[Saved entries]
*****
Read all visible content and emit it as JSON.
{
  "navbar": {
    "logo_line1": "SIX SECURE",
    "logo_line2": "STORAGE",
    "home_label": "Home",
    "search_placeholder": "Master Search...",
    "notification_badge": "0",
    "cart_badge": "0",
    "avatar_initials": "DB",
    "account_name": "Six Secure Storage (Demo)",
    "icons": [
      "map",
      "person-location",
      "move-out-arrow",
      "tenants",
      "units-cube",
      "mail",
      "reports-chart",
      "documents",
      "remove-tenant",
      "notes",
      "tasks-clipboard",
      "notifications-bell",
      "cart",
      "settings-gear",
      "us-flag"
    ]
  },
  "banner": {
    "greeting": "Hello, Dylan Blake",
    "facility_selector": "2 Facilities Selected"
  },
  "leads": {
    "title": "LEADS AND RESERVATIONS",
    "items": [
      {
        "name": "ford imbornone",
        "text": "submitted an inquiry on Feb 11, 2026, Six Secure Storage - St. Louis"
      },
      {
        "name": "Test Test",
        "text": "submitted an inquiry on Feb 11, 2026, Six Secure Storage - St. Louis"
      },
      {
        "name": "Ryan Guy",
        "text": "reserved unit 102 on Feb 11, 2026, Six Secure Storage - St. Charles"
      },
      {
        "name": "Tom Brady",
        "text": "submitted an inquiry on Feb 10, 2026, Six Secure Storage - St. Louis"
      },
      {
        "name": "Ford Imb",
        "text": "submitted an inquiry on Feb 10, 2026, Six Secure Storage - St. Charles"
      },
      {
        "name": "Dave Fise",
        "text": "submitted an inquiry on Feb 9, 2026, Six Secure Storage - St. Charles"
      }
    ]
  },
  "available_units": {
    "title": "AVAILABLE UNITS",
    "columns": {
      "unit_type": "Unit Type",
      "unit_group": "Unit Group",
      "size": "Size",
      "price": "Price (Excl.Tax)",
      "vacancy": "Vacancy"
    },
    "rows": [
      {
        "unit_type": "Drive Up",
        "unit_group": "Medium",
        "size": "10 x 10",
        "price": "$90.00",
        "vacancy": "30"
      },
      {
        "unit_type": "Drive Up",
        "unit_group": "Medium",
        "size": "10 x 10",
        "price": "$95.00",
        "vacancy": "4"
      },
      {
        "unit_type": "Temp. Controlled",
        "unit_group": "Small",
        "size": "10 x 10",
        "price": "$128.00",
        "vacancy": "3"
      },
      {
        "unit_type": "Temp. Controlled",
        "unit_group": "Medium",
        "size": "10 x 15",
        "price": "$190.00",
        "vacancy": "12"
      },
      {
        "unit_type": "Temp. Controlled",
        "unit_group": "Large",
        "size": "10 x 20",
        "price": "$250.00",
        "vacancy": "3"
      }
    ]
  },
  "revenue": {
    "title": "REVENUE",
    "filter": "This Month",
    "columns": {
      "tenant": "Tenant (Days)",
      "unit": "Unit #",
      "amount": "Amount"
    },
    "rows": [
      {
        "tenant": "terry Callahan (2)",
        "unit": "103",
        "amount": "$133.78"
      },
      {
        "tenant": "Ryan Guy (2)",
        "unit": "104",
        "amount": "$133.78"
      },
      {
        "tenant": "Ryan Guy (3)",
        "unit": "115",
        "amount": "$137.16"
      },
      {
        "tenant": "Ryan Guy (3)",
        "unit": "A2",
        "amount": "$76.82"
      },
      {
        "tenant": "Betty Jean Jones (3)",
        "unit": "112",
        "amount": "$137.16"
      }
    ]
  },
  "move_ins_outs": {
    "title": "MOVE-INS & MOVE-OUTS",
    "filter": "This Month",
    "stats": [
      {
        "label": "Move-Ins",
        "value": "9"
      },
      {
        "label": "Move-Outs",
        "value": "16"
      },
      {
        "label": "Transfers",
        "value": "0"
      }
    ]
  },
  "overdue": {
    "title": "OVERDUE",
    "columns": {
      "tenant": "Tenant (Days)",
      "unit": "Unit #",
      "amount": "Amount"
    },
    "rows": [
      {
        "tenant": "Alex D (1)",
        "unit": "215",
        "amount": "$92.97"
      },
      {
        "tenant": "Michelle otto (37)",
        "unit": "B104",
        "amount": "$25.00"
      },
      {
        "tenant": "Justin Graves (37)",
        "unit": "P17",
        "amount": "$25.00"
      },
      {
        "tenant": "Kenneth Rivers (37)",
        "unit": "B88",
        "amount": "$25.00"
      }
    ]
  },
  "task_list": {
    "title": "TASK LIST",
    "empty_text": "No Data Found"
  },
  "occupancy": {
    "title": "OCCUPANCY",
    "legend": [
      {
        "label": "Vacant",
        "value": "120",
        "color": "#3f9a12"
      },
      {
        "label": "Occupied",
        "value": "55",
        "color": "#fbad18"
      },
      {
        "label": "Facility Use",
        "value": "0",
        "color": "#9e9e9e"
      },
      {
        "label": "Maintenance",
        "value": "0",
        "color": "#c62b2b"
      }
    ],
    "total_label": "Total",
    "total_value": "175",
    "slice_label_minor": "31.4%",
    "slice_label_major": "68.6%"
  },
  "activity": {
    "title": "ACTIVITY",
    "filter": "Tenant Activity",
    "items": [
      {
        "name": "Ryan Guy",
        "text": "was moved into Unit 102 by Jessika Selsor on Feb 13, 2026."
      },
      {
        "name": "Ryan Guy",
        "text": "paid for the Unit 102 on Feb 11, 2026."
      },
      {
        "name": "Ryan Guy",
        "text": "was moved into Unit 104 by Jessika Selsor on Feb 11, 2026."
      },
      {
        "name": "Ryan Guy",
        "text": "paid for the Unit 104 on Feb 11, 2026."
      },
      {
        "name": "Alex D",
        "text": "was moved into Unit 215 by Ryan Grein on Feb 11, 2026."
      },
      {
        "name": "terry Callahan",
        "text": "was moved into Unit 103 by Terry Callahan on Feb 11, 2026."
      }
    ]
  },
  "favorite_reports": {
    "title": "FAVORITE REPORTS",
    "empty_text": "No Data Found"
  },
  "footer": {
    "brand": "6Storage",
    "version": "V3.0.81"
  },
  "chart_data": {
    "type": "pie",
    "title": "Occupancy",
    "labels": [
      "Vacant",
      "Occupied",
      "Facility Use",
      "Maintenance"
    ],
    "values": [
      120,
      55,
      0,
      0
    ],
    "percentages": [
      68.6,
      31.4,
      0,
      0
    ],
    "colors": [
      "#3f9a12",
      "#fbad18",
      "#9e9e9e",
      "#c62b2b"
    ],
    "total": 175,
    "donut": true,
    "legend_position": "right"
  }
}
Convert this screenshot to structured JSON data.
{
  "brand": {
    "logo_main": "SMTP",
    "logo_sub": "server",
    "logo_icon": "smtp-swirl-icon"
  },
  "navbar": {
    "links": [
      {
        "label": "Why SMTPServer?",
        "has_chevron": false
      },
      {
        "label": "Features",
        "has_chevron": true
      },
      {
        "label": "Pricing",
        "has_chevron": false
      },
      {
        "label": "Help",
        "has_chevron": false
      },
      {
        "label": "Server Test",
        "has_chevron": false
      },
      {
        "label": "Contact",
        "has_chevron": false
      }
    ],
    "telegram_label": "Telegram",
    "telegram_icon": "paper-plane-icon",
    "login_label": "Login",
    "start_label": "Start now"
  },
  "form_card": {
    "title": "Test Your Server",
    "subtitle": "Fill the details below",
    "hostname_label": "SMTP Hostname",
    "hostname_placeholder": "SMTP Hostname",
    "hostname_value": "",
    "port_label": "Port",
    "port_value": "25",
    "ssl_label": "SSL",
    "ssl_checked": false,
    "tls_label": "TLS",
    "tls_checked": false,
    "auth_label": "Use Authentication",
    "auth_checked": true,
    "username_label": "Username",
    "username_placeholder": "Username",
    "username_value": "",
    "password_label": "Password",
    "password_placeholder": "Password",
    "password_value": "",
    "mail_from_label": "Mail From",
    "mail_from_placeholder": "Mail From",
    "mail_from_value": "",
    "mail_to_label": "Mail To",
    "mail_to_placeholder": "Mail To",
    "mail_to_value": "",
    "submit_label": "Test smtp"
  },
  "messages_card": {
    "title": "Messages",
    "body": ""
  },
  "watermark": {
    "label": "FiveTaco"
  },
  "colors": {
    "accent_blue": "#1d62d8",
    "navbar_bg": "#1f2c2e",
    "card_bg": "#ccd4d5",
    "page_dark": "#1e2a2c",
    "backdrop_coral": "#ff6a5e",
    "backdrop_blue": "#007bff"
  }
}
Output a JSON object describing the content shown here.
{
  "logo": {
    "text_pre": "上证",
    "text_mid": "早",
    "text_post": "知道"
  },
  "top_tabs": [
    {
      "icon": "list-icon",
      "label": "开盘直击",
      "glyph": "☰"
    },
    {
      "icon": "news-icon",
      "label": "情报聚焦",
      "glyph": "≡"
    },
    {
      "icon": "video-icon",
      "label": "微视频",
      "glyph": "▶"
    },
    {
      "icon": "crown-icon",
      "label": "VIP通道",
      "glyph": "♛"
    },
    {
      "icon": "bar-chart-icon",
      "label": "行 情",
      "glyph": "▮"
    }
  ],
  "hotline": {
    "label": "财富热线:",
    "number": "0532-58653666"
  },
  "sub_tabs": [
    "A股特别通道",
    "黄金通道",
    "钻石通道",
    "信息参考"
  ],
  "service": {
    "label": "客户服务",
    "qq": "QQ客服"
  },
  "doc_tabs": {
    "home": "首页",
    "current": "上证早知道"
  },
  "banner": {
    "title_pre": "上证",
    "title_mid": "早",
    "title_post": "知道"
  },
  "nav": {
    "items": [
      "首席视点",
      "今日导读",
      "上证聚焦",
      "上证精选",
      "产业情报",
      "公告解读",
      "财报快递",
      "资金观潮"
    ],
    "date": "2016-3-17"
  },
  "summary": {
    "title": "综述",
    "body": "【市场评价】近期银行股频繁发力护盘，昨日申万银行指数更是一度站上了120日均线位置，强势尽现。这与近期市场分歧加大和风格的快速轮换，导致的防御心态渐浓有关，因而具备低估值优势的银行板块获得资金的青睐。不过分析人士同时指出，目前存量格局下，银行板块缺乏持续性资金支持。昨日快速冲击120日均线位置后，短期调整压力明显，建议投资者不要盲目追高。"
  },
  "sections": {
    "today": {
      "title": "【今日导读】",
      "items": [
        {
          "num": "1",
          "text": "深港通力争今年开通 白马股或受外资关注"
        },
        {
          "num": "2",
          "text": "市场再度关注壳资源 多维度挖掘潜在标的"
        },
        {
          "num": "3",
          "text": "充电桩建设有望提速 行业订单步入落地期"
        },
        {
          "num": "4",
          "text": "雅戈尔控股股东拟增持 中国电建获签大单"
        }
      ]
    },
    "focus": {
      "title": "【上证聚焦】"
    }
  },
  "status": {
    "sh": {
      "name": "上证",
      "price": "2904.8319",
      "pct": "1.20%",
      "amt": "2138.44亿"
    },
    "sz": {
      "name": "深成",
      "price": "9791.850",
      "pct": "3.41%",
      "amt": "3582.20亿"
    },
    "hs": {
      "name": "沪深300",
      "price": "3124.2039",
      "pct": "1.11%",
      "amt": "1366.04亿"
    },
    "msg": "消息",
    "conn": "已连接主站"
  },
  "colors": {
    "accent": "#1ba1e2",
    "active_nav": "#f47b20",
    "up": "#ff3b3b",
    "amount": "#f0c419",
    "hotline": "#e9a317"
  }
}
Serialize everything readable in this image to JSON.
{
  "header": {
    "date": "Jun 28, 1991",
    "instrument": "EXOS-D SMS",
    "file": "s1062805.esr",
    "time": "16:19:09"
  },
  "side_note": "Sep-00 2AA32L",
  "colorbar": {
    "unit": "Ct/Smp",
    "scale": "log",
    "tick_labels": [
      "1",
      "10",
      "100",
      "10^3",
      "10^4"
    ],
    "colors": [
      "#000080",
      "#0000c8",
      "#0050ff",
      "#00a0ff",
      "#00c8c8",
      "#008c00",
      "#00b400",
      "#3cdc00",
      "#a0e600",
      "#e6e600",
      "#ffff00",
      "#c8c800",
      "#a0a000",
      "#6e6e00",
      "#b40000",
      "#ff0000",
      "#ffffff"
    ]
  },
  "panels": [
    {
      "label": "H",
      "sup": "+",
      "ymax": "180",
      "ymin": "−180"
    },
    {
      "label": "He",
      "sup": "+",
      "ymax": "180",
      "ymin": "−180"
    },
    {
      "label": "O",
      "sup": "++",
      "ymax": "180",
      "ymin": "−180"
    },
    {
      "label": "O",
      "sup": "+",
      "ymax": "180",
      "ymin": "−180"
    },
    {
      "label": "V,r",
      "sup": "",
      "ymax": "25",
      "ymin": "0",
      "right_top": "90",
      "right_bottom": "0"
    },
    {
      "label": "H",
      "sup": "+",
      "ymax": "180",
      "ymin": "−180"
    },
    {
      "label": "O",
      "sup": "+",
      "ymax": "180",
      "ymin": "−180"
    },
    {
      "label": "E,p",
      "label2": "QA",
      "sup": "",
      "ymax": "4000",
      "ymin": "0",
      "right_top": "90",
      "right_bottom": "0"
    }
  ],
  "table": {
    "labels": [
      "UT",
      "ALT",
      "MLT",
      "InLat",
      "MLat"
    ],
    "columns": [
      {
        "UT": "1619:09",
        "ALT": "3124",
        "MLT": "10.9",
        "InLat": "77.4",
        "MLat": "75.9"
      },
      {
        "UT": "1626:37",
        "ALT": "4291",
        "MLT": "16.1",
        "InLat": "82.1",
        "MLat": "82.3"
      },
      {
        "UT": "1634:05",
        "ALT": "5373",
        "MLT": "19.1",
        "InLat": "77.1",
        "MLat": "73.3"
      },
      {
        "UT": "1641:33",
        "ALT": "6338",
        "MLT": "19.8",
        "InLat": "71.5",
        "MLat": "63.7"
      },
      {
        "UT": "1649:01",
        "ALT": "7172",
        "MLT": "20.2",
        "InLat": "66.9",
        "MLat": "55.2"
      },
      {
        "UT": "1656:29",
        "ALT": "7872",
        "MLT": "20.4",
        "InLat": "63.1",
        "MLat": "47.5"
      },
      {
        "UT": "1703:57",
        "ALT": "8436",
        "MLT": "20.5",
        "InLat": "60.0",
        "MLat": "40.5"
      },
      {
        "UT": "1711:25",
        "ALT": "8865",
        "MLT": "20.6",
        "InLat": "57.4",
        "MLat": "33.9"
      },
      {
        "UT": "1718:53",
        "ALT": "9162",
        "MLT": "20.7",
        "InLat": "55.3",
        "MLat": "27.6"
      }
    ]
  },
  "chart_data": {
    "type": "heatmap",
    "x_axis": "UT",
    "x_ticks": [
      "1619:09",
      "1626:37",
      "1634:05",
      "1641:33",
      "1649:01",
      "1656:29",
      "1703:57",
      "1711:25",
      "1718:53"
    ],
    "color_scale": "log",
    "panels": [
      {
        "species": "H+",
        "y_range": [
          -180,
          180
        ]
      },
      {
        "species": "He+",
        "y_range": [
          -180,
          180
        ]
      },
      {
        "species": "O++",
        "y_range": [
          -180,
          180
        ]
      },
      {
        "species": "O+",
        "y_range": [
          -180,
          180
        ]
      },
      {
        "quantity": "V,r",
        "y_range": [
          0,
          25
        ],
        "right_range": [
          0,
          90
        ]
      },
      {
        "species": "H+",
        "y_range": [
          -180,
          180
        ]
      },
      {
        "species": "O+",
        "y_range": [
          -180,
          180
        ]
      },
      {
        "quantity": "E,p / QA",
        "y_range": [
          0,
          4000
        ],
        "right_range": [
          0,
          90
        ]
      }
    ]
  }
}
*****
Reproduce each line from the records that contains the word "price".

      "price": "Price (Excl.Tax)",
        "price": "$90.00",
        "price": "$95.00",
        "price": "$128.00",
        "price": "$190.00",
        "price": "$250.00",
      "price": "2904.8319",
      "price": "9791.850",
      "price": "3124.2039",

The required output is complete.